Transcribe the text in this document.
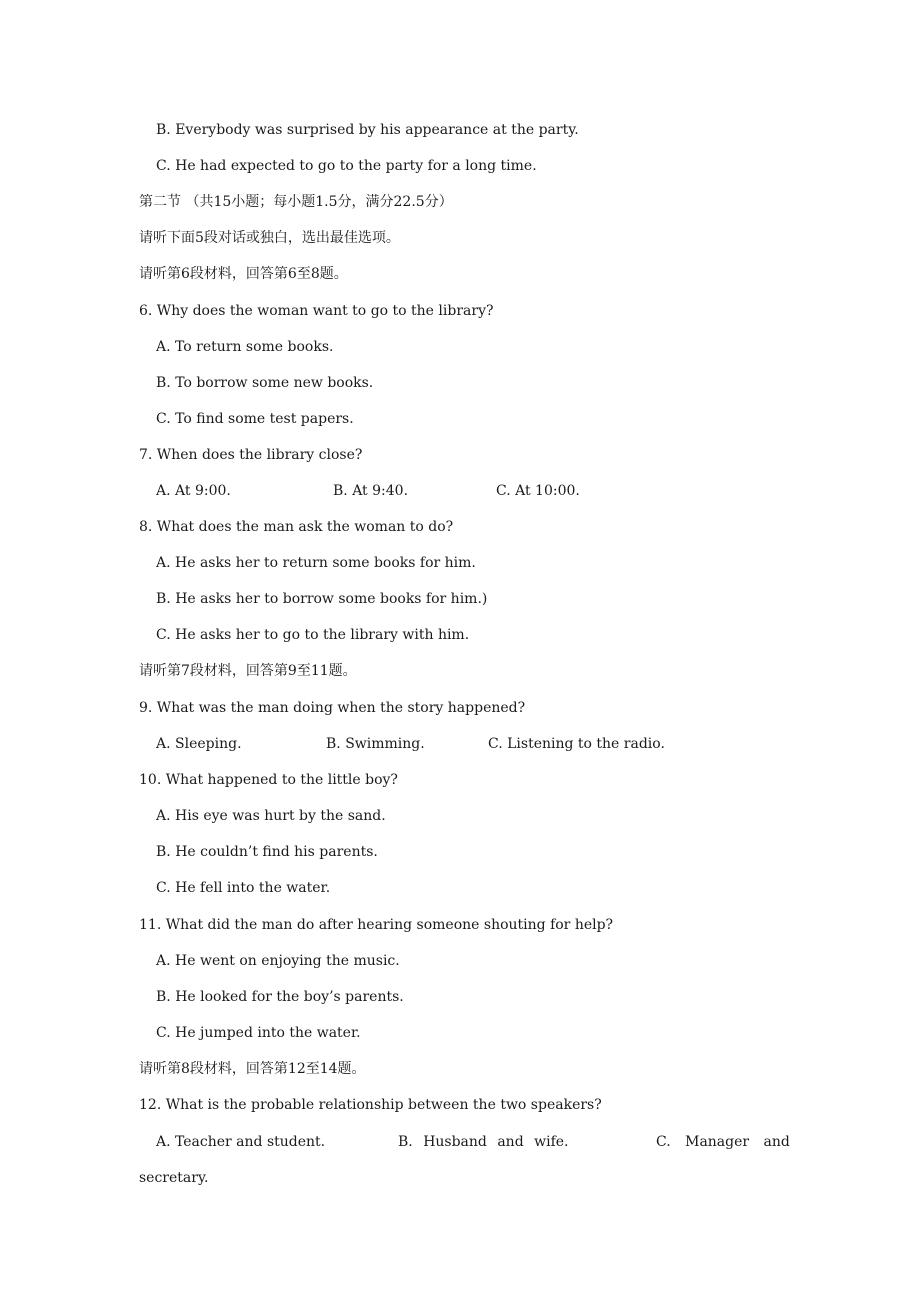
B. Everybody was surprised by his appearance at the party.
C. He had expected to go to the party for a long time.
第二节 （共15小题；每小题1.5分，满分22.5分）
请听下面5段对话或独白，选出最佳选项。
请听第6段材料，回答第6至8题。
6. Why does the woman want to go to the library?
A. To return some books.
B. To borrow some new books.
C. To find some test papers.
7. When does the library close?
A. At 9:00.	B. At 9:40.	C. At 10:00.
8. What does the man ask the woman to do?
A. He asks her to return some books for him.
B. He asks her to borrow some books for him.)
C. He asks her to go to the library with him.
请听第7段材料，回答第9至11题。
9. What was the man doing when the story happened?
A. Sleeping.	B. Swimming.	C. Listening to the radio.
10. What happened to the little boy?
A. His eye was hurt by the sand.
B. He couldn’t find his parents.
C. He fell into the water.
11. What did the man do after hearing someone shouting for help?
A. He went on enjoying the music.
B. He looked for the boy’s parents.
C. He jumped into the water.
请听第8段材料，回答第12至14题。
12. What is the probable relationship between the two speakers?
A. Teacher and student.	B. Husband and wife.	C. Manager and
secretary.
•••
◆ Task details ◆
Pictures are not part of the copy; reproduce everything else in the records exactly.

◆ Finished task ◆
Transcribe the text in this document.
B. Everybody was surprised by his appearance at the party.
C. He had expected to go to the party for a long time.
第二节 （共15小题；每小题1.5分，满分22.5分）
请听下面5段对话或独白，选出最佳选项。
请听第6段材料，回答第6至8题。
6. Why does the woman want to go to the library?
A. To return some books.
B. To borrow some new books.
C. To find some test papers.
7. When does the library close?
A. At 9:00.	B. At 9:40.	C. At 10:00.
8. What does the man ask the woman to do?
A. He asks her to return some books for him.
B. He asks her to borrow some books for him.)
C. He asks her to go to the library with him.
请听第7段材料，回答第9至11题。
9. What was the man doing when the story happened?
A. Sleeping.	B. Swimming.	C. Listening to the radio.
10. What happened to the little boy?
A. His eye was hurt by the sand.
B. He couldn’t find his parents.
C. He fell into the water.
11. What did the man do after hearing someone shouting for help?
A. He went on enjoying the music.
B. He looked for the boy’s parents.
C. He jumped into the water.
请听第8段材料，回答第12至14题。
12. What is the probable relationship between the two speakers?
A. Teacher and student.	B. Husband and wife.	C. Manager and
secretary.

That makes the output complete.